[Saved entries]
★ ★ ★ ★

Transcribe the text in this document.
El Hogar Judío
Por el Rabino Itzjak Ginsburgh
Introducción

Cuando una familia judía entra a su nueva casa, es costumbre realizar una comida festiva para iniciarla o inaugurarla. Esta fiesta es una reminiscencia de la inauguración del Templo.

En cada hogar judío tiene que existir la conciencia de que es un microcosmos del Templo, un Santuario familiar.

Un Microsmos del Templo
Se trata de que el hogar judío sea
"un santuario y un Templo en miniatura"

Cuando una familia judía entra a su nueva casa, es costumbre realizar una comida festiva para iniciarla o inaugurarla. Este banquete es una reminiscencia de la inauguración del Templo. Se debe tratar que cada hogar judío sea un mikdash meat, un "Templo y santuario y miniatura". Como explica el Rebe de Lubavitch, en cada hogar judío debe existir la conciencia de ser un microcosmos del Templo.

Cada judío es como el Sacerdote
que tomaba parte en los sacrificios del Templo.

★ ★ ★ ★

Extract every line containing the string "realizar" from the material.

### Response for this exercise
Cuando una familia judía entra a su nueva casa, es costumbre realizar una comida festiva para iniciarla o inaugurarla. Esta fiesta es una reminiscencia de la inauguración del Templo.
Cuando una familia judía entra a su nueva casa, es costumbre realizar una comida festiva para iniciarla o inaugurarla. Este banquete es una reminiscencia de la inauguración del Templo. Se debe tratar que cada hogar judío sea un mikdash meat, un "Templo y santuario y miniatura". Como explica el Rebe de Lubavitch, en cada hogar judío debe existir la conciencia de ser un microcosmos del Templo.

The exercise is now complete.